_WORK TO DO_: Using the records below, report how many lines hold "yards", with no extra text.

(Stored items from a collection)
— BEGIN —

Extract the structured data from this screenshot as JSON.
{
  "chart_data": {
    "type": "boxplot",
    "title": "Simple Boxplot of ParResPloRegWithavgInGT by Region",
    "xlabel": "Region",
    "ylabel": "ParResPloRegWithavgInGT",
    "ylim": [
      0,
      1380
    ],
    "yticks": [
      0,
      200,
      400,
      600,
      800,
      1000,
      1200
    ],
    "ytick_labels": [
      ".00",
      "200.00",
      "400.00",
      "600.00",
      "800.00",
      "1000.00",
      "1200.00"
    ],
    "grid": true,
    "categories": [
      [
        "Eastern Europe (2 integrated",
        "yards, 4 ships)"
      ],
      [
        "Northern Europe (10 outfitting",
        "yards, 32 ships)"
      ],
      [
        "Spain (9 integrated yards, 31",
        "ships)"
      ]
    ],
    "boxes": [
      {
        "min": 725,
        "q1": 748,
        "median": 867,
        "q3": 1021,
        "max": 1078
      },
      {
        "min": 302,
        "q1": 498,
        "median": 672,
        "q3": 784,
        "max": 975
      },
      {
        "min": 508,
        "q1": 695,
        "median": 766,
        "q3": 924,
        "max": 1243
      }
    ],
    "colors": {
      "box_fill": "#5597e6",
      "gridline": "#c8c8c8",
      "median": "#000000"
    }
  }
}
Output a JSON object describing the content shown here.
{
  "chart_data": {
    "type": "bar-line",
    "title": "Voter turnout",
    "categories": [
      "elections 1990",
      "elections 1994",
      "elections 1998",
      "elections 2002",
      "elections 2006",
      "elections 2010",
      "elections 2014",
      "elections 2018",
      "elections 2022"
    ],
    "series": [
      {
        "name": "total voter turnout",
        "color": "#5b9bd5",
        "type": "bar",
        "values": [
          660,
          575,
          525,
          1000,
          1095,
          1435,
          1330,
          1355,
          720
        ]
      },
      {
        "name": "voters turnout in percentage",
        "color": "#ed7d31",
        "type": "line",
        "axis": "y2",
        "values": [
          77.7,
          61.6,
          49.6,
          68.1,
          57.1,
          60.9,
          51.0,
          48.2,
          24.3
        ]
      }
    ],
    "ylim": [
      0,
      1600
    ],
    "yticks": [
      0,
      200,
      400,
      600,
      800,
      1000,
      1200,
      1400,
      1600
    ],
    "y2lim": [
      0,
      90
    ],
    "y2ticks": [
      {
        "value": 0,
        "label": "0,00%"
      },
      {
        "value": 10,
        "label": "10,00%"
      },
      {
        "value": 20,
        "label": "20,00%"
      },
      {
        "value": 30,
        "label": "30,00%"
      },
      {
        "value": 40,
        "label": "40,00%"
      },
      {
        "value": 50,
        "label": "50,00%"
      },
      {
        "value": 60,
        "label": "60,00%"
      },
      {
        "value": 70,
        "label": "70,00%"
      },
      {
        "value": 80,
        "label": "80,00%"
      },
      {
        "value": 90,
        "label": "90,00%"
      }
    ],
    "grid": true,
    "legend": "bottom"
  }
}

— END —

_ANSWER TO THIS EXERCISE_: 3